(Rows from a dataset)
_ _ _ _ _

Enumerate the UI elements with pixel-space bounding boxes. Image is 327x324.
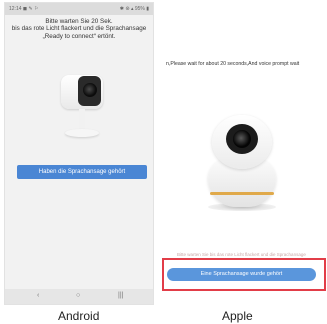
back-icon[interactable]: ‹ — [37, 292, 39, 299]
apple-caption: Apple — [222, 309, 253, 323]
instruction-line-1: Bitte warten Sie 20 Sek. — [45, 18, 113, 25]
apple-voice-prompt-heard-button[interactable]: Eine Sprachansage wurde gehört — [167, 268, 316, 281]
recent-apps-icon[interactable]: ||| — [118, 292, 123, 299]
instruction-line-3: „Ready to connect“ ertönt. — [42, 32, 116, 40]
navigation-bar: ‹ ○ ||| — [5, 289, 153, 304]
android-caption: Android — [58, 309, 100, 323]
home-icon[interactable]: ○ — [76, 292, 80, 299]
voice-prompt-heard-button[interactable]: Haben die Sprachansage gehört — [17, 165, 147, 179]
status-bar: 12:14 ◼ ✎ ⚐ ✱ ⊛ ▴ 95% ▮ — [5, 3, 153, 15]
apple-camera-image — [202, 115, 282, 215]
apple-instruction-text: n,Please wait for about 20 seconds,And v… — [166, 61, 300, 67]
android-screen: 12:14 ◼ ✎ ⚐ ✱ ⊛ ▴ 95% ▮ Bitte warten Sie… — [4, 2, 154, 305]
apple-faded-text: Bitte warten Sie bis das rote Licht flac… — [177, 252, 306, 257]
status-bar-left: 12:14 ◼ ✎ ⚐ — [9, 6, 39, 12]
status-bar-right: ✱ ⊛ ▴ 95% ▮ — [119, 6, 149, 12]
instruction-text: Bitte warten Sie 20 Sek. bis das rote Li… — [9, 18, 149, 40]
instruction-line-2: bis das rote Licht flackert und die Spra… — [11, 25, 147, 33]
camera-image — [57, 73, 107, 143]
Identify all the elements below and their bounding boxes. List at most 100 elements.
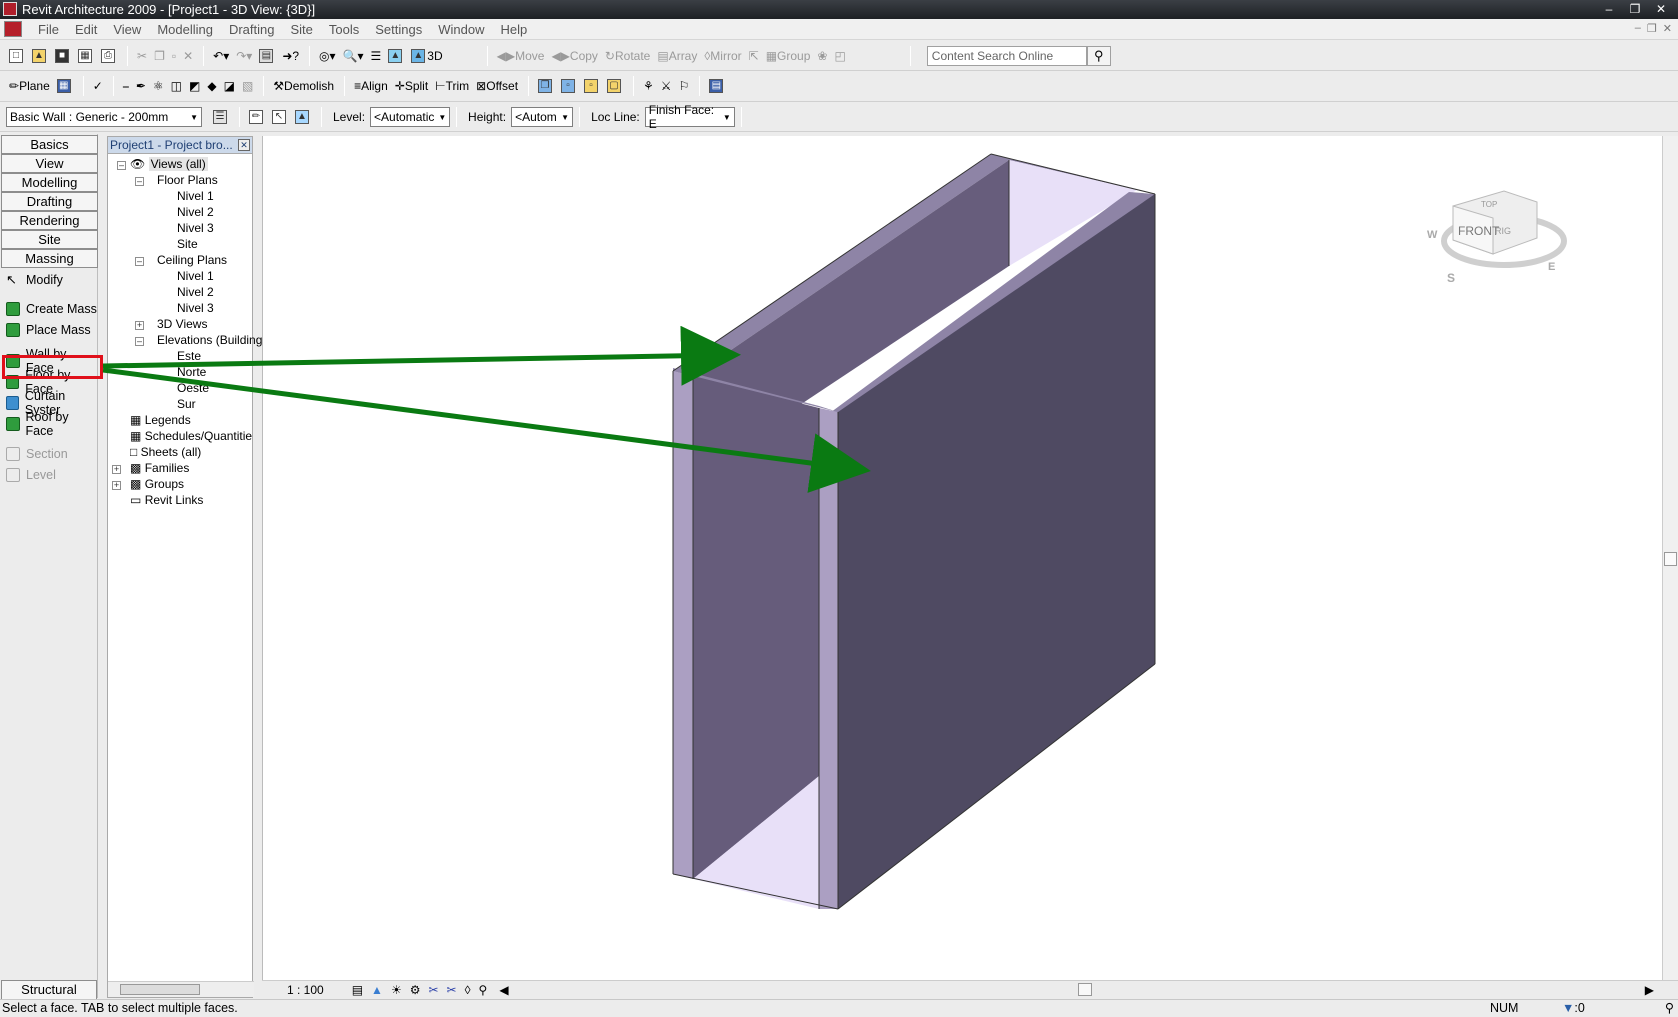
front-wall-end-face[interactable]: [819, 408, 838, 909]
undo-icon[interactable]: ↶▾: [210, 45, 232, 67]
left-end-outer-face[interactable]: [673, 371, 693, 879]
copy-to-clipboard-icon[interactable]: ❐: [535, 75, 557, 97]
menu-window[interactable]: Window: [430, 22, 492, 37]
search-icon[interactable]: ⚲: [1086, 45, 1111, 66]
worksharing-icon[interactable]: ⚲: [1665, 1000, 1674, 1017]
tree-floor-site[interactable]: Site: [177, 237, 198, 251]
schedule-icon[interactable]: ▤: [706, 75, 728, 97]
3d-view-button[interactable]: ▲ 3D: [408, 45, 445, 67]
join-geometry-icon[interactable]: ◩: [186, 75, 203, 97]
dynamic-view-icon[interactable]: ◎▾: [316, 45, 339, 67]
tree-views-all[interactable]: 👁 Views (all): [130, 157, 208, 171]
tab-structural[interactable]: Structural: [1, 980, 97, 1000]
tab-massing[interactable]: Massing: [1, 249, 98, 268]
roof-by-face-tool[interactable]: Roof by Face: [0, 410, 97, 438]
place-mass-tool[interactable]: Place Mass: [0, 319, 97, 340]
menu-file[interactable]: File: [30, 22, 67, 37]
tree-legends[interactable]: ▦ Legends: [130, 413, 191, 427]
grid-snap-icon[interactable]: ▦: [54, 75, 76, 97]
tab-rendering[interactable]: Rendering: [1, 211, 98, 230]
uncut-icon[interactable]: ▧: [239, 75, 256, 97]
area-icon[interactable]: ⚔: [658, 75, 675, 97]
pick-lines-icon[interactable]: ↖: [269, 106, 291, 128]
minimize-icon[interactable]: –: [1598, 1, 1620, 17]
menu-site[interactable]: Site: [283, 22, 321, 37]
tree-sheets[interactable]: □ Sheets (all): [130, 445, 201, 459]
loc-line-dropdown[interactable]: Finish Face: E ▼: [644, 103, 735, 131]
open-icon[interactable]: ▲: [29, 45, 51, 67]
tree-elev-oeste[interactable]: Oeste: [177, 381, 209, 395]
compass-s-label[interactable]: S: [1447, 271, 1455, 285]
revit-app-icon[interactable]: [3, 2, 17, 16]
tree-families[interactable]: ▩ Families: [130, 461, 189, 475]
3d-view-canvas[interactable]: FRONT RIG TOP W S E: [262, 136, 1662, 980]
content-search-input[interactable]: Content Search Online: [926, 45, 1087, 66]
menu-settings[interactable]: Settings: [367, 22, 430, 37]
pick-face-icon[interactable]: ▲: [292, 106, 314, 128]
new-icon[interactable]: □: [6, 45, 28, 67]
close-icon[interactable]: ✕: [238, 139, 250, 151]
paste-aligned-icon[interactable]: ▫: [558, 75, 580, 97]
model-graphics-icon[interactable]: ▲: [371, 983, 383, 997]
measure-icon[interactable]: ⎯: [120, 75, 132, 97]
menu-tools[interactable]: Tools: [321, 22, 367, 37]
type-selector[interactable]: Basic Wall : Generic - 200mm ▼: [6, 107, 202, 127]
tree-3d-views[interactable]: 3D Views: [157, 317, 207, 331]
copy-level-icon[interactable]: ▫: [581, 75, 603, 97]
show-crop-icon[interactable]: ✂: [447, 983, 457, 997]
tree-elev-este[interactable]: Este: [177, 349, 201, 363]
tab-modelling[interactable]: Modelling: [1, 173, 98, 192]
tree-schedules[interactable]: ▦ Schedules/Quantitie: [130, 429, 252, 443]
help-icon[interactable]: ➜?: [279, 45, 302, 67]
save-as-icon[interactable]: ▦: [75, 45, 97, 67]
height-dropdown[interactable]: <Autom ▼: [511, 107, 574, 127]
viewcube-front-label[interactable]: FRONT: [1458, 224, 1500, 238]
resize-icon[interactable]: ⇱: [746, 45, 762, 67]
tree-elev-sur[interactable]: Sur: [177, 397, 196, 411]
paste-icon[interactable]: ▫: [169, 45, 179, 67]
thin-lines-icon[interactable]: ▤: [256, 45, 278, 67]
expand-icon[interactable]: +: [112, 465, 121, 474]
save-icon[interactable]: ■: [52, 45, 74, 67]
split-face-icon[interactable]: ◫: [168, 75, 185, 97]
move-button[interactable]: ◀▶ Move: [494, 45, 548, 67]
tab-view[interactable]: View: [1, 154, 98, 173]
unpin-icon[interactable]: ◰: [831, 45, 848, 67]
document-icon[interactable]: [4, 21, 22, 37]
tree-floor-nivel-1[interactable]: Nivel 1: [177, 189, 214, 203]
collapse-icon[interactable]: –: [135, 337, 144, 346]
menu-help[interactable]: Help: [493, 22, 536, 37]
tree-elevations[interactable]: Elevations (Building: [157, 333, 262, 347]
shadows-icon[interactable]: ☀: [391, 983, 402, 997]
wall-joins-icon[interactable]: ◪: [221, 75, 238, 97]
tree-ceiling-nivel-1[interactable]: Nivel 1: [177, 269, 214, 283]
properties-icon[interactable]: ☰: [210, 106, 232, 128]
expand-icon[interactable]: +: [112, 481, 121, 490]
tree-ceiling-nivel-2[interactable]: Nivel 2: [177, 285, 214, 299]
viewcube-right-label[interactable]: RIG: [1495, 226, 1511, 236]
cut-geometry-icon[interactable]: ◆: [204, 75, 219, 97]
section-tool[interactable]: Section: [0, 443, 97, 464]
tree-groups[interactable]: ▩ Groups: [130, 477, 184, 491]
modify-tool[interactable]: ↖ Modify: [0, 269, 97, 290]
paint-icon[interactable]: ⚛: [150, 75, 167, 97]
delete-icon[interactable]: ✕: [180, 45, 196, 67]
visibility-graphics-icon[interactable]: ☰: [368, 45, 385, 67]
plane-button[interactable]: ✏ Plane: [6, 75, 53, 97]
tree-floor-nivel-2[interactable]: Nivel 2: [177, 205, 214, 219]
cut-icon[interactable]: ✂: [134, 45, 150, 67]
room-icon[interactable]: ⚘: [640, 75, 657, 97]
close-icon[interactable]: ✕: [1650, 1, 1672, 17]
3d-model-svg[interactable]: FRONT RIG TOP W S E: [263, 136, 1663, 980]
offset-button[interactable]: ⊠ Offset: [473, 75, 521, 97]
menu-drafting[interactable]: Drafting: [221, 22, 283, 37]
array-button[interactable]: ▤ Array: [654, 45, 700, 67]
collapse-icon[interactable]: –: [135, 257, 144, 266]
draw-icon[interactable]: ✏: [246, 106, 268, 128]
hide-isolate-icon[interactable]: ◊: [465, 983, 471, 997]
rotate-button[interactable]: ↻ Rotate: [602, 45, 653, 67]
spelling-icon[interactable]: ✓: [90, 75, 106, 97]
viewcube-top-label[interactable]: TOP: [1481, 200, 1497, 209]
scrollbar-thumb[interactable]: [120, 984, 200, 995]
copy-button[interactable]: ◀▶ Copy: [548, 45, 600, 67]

_ _ _ _ _

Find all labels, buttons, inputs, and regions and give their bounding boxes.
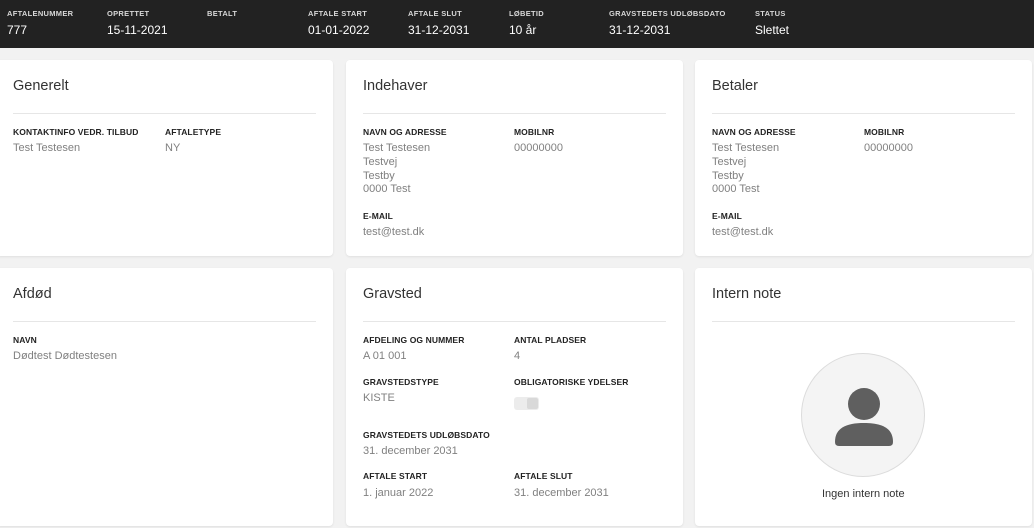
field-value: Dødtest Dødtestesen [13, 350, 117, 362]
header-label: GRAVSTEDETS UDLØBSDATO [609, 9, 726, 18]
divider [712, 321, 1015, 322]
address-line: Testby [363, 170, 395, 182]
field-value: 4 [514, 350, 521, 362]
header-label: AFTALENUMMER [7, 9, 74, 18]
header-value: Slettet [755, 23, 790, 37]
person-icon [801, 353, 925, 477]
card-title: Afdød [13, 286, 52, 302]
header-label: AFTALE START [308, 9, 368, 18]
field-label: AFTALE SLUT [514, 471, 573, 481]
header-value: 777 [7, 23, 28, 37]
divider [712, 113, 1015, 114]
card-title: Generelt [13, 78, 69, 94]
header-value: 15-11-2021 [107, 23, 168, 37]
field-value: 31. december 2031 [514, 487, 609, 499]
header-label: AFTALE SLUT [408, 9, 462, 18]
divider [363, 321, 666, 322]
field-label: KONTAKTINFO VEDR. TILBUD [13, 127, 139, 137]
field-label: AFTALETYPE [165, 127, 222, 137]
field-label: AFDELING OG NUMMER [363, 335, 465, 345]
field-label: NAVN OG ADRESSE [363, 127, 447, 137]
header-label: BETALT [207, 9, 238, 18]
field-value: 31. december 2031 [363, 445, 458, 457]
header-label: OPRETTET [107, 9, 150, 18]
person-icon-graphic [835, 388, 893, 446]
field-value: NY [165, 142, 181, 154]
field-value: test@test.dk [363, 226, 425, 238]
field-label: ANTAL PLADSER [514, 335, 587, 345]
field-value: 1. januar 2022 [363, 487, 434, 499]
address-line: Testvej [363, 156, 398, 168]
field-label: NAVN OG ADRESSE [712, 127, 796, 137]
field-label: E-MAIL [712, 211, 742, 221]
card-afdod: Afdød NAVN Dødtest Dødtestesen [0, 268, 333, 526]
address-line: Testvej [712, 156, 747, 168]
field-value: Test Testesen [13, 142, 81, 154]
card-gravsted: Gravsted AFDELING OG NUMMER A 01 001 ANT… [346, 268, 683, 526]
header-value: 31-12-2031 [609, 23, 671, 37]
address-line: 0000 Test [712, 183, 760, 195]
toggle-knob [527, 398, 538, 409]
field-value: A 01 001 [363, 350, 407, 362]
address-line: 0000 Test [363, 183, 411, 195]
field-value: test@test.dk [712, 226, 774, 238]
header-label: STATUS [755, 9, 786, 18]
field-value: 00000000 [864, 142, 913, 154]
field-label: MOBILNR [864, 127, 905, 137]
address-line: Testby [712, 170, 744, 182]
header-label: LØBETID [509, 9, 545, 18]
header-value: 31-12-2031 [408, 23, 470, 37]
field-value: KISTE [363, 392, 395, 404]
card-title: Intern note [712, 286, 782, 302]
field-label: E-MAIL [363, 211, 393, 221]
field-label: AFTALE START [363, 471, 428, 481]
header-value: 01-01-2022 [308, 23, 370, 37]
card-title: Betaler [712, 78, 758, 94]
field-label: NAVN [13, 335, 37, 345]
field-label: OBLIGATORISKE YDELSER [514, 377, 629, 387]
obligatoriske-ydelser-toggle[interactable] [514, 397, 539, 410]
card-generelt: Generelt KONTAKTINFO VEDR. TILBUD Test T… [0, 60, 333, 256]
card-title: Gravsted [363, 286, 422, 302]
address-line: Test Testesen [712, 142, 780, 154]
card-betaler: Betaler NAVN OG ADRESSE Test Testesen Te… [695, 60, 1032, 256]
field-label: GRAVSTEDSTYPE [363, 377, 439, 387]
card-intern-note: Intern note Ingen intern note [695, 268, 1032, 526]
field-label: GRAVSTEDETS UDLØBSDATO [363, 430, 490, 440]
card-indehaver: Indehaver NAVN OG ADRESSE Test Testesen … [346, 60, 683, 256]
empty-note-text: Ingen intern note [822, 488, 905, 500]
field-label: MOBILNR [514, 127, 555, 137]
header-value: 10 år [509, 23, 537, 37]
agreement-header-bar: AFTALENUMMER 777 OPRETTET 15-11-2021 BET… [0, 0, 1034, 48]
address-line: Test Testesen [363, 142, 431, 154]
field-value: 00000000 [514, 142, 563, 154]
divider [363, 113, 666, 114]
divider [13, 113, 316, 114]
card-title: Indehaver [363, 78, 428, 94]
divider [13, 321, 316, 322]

_ _ _ _ _

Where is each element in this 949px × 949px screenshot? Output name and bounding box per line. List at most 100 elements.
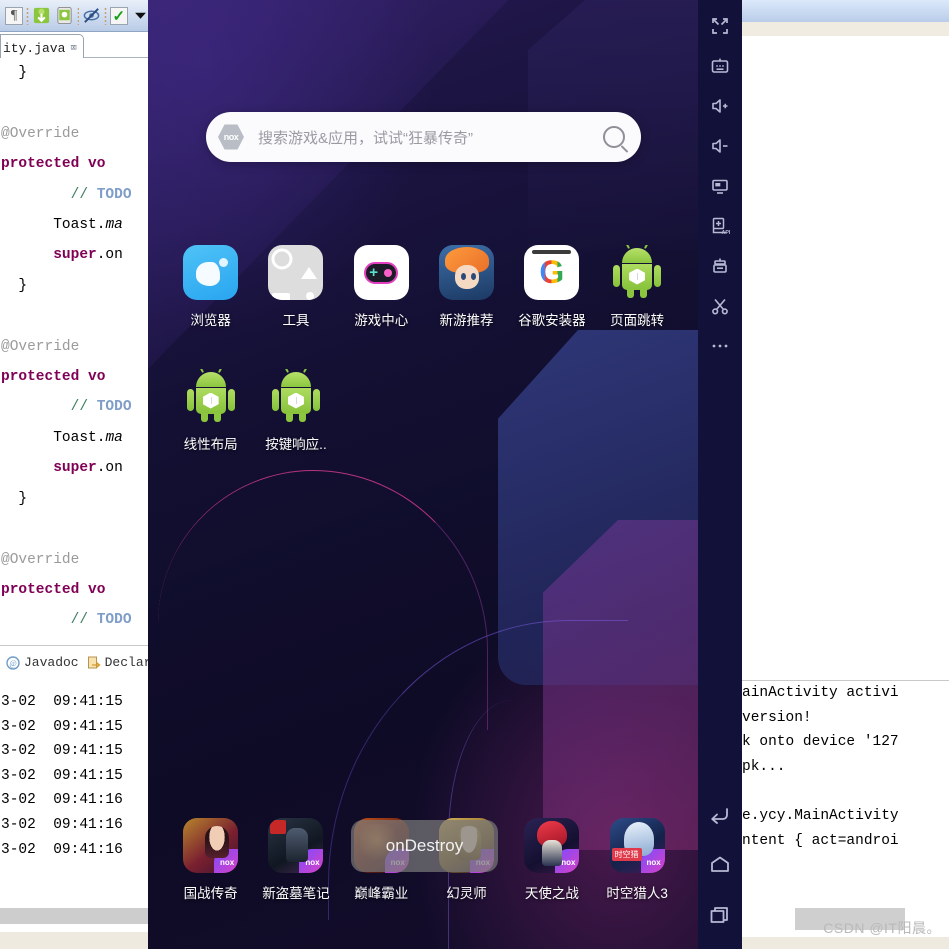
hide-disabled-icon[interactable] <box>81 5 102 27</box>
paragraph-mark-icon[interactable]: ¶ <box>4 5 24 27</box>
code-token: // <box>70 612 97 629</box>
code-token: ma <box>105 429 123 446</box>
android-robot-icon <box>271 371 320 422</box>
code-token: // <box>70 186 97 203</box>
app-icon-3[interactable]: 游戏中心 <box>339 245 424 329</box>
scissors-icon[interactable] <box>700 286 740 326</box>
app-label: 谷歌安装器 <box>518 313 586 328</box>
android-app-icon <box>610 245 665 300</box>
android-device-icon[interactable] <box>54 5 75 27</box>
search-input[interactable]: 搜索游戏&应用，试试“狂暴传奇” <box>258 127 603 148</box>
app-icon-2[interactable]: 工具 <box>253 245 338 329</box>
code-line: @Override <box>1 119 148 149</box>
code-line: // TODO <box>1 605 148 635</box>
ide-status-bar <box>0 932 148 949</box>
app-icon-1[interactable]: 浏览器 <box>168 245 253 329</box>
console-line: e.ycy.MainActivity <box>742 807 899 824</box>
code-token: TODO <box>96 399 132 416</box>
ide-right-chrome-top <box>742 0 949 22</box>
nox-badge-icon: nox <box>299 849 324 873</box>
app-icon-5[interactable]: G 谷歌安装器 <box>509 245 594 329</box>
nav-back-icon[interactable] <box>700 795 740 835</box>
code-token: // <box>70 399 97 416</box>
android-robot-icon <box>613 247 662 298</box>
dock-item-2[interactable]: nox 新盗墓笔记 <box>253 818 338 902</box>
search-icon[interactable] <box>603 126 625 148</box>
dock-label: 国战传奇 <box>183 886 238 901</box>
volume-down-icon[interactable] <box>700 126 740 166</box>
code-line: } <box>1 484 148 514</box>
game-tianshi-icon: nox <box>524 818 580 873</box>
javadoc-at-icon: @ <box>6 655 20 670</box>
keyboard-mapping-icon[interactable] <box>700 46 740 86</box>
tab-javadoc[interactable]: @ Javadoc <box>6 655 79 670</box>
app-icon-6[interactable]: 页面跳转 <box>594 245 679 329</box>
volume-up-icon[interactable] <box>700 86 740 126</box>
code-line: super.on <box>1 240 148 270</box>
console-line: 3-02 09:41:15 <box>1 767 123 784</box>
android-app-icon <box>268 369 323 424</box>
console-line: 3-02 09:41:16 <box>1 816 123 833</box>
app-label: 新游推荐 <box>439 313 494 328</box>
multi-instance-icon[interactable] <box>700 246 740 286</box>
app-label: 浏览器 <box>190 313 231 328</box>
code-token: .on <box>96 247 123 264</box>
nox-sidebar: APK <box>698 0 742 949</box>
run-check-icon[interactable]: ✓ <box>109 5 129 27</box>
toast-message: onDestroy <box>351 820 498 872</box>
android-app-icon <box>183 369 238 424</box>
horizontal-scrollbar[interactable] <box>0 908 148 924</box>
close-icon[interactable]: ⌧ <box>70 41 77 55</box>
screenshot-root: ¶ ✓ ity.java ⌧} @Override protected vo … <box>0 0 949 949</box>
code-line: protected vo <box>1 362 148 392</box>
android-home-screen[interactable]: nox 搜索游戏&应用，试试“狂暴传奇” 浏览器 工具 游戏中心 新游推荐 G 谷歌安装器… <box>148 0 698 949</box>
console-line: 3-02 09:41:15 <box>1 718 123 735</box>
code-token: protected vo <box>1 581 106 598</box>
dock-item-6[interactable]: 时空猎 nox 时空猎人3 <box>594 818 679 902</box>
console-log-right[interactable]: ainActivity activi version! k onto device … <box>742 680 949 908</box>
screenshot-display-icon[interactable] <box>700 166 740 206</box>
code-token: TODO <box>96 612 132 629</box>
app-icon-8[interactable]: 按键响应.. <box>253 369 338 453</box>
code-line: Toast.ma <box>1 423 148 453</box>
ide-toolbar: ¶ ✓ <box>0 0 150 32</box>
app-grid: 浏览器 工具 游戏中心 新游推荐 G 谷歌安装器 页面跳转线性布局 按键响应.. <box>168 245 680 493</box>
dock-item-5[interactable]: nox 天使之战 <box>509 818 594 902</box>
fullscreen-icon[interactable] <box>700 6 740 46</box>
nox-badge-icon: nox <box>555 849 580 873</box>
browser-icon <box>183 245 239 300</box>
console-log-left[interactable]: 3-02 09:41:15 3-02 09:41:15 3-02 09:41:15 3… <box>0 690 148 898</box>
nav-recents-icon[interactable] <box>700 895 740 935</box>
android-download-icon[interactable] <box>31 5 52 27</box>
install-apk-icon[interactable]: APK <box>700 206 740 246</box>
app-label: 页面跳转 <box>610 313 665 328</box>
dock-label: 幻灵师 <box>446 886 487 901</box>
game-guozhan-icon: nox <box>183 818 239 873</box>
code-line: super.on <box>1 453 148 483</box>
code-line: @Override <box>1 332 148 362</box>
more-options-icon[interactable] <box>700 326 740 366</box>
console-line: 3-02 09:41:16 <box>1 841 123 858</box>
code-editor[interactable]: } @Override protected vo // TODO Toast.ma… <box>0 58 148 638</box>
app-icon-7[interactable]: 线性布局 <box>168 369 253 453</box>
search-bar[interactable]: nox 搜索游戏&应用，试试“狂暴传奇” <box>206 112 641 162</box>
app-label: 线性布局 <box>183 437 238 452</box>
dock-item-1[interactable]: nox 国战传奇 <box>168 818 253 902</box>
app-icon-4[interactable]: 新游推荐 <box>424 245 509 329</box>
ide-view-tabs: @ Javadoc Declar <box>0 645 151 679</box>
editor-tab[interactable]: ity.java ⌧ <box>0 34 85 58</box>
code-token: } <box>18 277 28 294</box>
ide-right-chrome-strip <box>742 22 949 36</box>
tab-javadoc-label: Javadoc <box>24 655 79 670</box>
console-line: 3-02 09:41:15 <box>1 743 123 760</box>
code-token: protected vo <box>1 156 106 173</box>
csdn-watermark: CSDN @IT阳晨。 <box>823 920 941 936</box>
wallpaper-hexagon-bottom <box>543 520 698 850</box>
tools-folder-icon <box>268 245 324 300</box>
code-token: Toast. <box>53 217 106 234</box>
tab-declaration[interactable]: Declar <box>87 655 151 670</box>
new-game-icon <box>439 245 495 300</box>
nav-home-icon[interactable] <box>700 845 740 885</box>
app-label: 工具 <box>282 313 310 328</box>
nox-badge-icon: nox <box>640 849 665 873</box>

_ _ _ _ _

__Requirements__.
Lay out the lines from the one with "back-icon[interactable]: ‹ —" up to and including the one with "apple-camera-image — [202, 115, 282, 215]" as a JSON list of strings, one string per line, leaving out blank lines.

__Expected answer__.
[
  "back-icon[interactable]: ‹ — [37, 292, 39, 299]",
  "apple-caption: Apple — [222, 309, 253, 323]",
  "instruction-line-1: Bitte warten Sie 20 Sek. — [45, 18, 113, 25]",
  "apple-voice-prompt-heard-button[interactable]: Eine Sprachansage wurde gehört — [167, 268, 316, 281]",
  "recent-apps-icon[interactable]: ||| — [118, 292, 123, 299]",
  "instruction-line-3: „Ready to connect“ ertönt. — [42, 32, 116, 40]",
  "navigation-bar: ‹ ○ ||| — [5, 289, 153, 304]",
  "android-caption: Android — [58, 309, 100, 323]",
  "home-icon[interactable]: ○ — [76, 292, 80, 299]",
  "voice-prompt-heard-button[interactable]: Haben die Sprachansage gehört — [17, 165, 147, 179]",
  "status-bar: 12:14 ◼ ✎ ⚐ ✱ ⊛ ▴ 95% ▮ — [5, 3, 153, 15]",
  "apple-camera-image — [202, 115, 282, 215]"
]